◆ Records provided:
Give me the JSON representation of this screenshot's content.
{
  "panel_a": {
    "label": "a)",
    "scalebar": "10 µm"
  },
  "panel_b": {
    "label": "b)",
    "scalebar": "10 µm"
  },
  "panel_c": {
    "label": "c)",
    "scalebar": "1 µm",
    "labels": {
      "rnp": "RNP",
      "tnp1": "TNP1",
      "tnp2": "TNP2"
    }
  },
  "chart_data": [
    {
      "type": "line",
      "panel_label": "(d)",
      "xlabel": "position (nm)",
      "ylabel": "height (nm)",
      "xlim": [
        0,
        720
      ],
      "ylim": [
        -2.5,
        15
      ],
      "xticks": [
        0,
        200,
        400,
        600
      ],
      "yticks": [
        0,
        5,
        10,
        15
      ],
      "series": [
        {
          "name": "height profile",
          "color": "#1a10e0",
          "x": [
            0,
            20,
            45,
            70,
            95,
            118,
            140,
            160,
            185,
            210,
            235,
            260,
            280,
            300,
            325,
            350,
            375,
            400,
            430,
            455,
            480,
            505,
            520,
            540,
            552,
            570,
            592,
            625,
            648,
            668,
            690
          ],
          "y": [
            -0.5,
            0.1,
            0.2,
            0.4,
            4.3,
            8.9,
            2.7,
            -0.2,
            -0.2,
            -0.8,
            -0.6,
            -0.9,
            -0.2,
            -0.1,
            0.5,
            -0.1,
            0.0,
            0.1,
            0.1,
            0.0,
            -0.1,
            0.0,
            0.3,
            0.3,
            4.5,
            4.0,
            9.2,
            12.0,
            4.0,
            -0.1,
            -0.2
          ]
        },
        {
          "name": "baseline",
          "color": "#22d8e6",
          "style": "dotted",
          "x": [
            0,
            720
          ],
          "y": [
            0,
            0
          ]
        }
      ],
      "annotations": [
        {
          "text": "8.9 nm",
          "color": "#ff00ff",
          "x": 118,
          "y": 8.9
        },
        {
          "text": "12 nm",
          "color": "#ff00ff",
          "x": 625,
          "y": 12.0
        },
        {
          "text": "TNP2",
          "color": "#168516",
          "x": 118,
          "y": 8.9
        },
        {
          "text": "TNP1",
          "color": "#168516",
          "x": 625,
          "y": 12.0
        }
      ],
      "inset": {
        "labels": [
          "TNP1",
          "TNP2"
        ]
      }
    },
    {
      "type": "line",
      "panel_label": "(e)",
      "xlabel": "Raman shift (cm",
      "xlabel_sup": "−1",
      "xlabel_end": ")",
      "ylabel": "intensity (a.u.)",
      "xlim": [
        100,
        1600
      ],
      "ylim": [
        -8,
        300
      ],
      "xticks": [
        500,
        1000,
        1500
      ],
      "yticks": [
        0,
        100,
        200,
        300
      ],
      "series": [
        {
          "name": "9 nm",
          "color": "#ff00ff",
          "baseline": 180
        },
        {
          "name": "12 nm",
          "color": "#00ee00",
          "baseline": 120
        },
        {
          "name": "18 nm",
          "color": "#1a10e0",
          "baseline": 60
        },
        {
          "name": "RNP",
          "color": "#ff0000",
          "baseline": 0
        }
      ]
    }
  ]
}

◆ What you will do:
Return all of the entries exactly as written.

◆ Output for this exercise:
Give me the JSON representation of this screenshot's content.
{
  "panel_a": {
    "label": "a)",
    "scalebar": "10 µm"
  },
  "panel_b": {
    "label": "b)",
    "scalebar": "10 µm"
  },
  "panel_c": {
    "label": "c)",
    "scalebar": "1 µm",
    "labels": {
      "rnp": "RNP",
      "tnp1": "TNP1",
      "tnp2": "TNP2"
    }
  },
  "chart_data": [
    {
      "type": "line",
      "panel_label": "(d)",
      "xlabel": "position (nm)",
      "ylabel": "height (nm)",
      "xlim": [
        0,
        720
      ],
      "ylim": [
        -2.5,
        15
      ],
      "xticks": [
        0,
        200,
        400,
        600
      ],
      "yticks": [
        0,
        5,
        10,
        15
      ],
      "series": [
        {
          "name": "height profile",
          "color": "#1a10e0",
          "x": [
            0,
            20,
            45,
            70,
            95,
            118,
            140,
            160,
            185,
            210,
            235,
            260,
            280,
            300,
            325,
            350,
            375,
            400,
            430,
            455,
            480,
            505,
            520,
            540,
            552,
            570,
            592,
            625,
            648,
            668,
            690
          ],
          "y": [
            -0.5,
            0.1,
            0.2,
            0.4,
            4.3,
            8.9,
            2.7,
            -0.2,
            -0.2,
            -0.8,
            -0.6,
            -0.9,
            -0.2,
            -0.1,
            0.5,
            -0.1,
            0.0,
            0.1,
            0.1,
            0.0,
            -0.1,
            0.0,
            0.3,
            0.3,
            4.5,
            4.0,
            9.2,
            12.0,
            4.0,
            -0.1,
            -0.2
          ]
        },
        {
          "name": "baseline",
          "color": "#22d8e6",
          "style": "dotted",
          "x": [
            0,
            720
          ],
          "y": [
            0,
            0
          ]
        }
      ],
      "annotations": [
        {
          "text": "8.9 nm",
          "color": "#ff00ff",
          "x": 118,
          "y": 8.9
        },
        {
          "text": "12 nm",
          "color": "#ff00ff",
          "x": 625,
          "y": 12.0
        },
        {
          "text": "TNP2",
          "color": "#168516",
          "x": 118,
          "y": 8.9
        },
        {
          "text": "TNP1",
          "color": "#168516",
          "x": 625,
          "y": 12.0
        }
      ],
      "inset": {
        "labels": [
          "TNP1",
          "TNP2"
        ]
      }
    },
    {
      "type": "line",
      "panel_label": "(e)",
      "xlabel": "Raman shift (cm",
      "xlabel_sup": "−1",
      "xlabel_end": ")",
      "ylabel": "intensity (a.u.)",
      "xlim": [
        100,
        1600
      ],
      "ylim": [
        -8,
        300
      ],
      "xticks": [
        500,
        1000,
        1500
      ],
      "yticks": [
        0,
        100,
        200,
        300
      ],
      "series": [
        {
          "name": "9 nm",
          "color": "#ff00ff",
          "baseline": 180
        },
        {
          "name": "12 nm",
          "color": "#00ee00",
          "baseline": 120
        },
        {
          "name": "18 nm",
          "color": "#1a10e0",
          "baseline": 60
        },
        {
          "name": "RNP",
          "color": "#ff0000",
          "baseline": 0
        }
      ]
    }
  ]
}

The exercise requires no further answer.